ASSIGNED TASK:
All of the data should be repeated exactly; pictures are not part of the copy.

Start of TASK INPUT

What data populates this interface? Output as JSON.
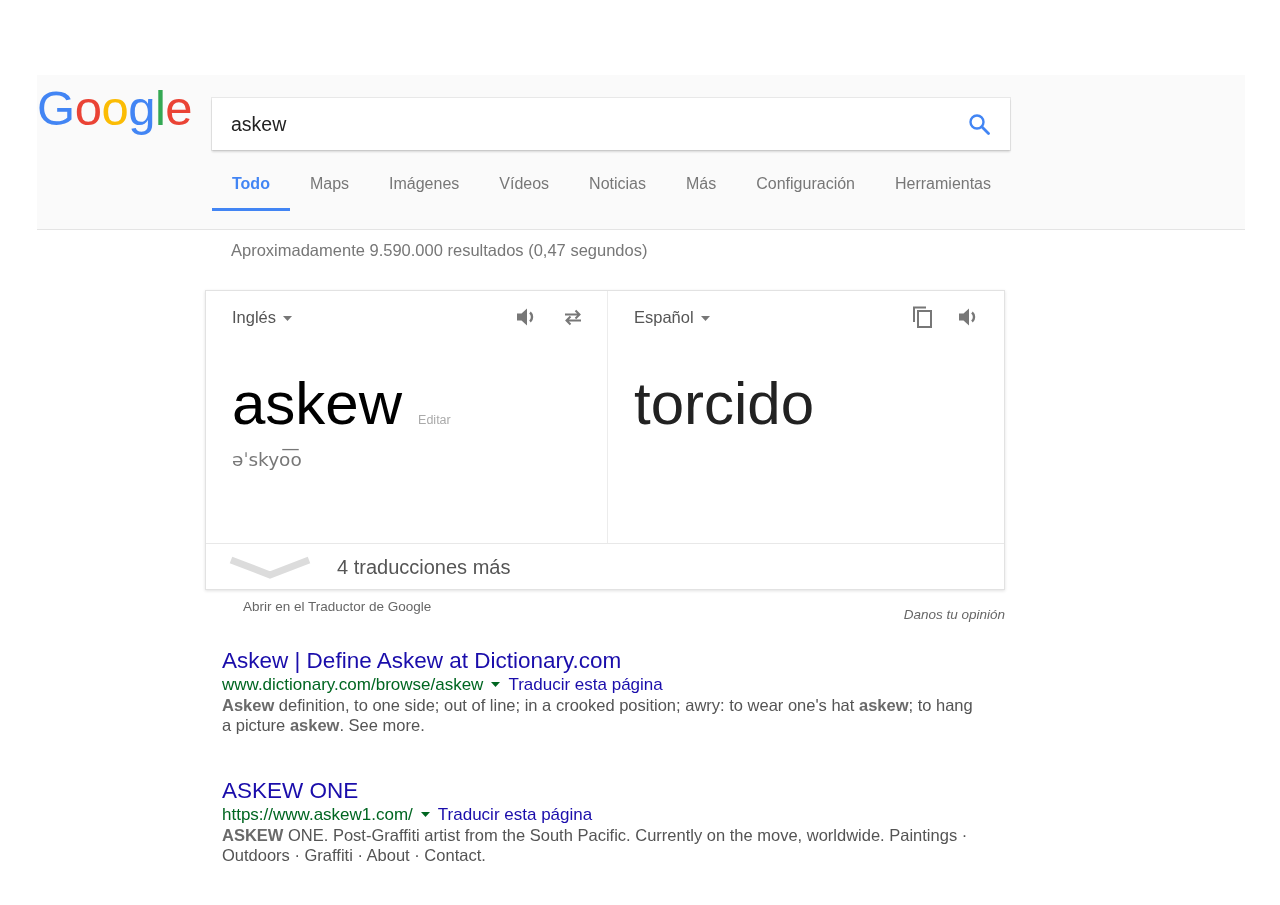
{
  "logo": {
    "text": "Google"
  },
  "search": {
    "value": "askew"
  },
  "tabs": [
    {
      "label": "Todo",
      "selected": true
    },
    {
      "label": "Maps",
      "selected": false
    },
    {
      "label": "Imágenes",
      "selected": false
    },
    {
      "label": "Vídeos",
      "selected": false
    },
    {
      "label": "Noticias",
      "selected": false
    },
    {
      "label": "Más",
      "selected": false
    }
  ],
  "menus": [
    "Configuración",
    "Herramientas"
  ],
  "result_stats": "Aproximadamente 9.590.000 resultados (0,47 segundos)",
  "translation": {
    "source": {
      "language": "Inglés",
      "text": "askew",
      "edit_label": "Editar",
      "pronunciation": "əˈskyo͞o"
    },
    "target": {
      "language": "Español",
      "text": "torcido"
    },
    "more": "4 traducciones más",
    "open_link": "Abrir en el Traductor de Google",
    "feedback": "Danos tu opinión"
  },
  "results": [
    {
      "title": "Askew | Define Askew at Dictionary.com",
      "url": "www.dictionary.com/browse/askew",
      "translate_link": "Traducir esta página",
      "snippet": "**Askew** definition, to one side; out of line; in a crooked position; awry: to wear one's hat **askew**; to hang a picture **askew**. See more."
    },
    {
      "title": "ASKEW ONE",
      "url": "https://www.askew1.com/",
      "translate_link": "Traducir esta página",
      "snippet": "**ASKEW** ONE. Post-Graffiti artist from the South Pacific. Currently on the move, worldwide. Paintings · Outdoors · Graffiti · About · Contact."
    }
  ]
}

End of TASK INPUT

WRITTEN RESPONSE:
What data populates this interface? Output as JSON.
{
  "logo": {
    "text": "Google"
  },
  "search": {
    "value": "askew"
  },
  "tabs": [
    {
      "label": "Todo",
      "selected": true
    },
    {
      "label": "Maps",
      "selected": false
    },
    {
      "label": "Imágenes",
      "selected": false
    },
    {
      "label": "Vídeos",
      "selected": false
    },
    {
      "label": "Noticias",
      "selected": false
    },
    {
      "label": "Más",
      "selected": false
    }
  ],
  "menus": [
    "Configuración",
    "Herramientas"
  ],
  "result_stats": "Aproximadamente 9.590.000 resultados (0,47 segundos)",
  "translation": {
    "source": {
      "language": "Inglés",
      "text": "askew",
      "edit_label": "Editar",
      "pronunciation": "əˈskyo͞o"
    },
    "target": {
      "language": "Español",
      "text": "torcido"
    },
    "more": "4 traducciones más",
    "open_link": "Abrir en el Traductor de Google",
    "feedback": "Danos tu opinión"
  },
  "results": [
    {
      "title": "Askew | Define Askew at Dictionary.com",
      "url": "www.dictionary.com/browse/askew",
      "translate_link": "Traducir esta página",
      "snippet": "**Askew** definition, to one side; out of line; in a crooked position; awry: to wear one's hat **askew**; to hang a picture **askew**. See more."
    },
    {
      "title": "ASKEW ONE",
      "url": "https://www.askew1.com/",
      "translate_link": "Traducir esta página",
      "snippet": "**ASKEW** ONE. Post-Graffiti artist from the South Pacific. Currently on the move, worldwide. Paintings · Outdoors · Graffiti · About · Contact."
    }
  ]
}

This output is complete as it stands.